[Collected data entries]

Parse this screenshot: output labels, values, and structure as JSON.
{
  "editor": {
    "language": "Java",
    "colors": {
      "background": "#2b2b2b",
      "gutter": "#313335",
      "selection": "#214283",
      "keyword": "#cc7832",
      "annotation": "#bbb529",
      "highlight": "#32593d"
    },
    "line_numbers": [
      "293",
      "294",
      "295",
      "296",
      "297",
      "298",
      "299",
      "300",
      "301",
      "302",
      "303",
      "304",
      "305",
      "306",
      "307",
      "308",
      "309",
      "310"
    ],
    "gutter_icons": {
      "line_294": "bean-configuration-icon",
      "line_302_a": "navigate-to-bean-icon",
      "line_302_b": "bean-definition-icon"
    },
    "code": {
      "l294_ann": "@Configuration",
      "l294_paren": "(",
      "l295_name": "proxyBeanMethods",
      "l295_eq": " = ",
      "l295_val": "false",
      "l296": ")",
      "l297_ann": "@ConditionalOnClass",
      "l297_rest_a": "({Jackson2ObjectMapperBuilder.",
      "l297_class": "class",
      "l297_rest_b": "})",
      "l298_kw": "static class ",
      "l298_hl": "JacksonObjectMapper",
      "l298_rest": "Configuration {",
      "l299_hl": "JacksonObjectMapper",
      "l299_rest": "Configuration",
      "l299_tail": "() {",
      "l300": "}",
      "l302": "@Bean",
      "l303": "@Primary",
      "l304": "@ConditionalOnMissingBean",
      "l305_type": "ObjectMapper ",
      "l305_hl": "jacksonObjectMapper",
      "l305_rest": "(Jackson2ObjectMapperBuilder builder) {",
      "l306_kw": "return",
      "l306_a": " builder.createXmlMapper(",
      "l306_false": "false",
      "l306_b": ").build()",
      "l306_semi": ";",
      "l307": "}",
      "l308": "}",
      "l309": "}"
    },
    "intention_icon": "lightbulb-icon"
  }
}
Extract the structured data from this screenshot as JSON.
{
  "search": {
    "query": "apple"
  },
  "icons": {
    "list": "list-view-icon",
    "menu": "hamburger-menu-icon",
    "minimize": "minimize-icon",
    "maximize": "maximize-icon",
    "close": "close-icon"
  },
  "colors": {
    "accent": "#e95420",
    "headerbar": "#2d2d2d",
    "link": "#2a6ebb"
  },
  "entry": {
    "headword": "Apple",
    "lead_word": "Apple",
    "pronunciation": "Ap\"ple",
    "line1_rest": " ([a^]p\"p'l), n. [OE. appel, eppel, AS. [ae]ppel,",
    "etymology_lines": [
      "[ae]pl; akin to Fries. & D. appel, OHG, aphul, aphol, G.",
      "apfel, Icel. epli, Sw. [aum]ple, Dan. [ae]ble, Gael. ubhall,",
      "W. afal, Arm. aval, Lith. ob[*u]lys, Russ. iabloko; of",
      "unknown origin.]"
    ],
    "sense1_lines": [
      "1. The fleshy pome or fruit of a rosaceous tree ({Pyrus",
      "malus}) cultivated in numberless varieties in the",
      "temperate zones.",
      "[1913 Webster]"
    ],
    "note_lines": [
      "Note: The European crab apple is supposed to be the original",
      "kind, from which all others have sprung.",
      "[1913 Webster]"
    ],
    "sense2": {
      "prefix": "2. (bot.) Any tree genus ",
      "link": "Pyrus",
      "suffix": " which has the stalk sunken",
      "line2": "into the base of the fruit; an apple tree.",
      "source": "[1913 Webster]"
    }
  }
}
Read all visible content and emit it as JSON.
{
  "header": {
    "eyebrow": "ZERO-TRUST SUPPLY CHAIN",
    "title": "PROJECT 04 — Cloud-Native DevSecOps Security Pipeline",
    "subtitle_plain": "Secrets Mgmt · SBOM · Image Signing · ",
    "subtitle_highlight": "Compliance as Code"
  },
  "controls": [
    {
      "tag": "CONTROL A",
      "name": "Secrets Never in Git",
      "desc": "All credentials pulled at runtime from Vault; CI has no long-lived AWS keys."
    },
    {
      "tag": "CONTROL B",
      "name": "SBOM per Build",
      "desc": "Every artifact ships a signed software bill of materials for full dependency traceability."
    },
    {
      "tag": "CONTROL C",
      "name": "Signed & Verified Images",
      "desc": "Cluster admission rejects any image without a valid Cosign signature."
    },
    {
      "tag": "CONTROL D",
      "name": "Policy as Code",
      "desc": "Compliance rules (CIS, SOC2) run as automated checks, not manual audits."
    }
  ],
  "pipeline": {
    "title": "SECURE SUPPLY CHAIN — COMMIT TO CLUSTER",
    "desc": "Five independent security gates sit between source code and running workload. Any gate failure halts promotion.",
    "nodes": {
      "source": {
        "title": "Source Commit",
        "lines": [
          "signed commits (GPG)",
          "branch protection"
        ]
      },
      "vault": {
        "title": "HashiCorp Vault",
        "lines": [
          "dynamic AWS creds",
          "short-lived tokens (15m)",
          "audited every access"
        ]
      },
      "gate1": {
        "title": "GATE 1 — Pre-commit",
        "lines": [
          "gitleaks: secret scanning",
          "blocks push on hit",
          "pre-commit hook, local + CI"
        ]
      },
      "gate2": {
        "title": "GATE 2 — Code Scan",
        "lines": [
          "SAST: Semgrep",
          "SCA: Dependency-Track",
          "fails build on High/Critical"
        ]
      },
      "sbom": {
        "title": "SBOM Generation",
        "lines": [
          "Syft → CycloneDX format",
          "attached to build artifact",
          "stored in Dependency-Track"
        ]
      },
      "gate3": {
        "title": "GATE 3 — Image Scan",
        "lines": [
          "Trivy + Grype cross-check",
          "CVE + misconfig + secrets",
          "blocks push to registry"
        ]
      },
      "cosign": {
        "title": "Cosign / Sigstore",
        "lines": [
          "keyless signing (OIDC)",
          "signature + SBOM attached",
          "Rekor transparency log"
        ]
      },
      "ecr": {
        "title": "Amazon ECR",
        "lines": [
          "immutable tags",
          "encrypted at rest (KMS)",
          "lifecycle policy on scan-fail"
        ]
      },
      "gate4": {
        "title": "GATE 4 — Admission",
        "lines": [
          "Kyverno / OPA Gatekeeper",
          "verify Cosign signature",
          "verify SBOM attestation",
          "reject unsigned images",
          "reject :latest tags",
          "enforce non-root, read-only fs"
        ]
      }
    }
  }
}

**TASK INSTRUCTIONS:** For each line above that contains the word "Compliance", copy that line.

**TASK RESULT:**
    "subtitle_highlight": "Compliance as Code"
      "desc": "Compliance rules (CIS, SOC2) run as automated checks, not manual audits."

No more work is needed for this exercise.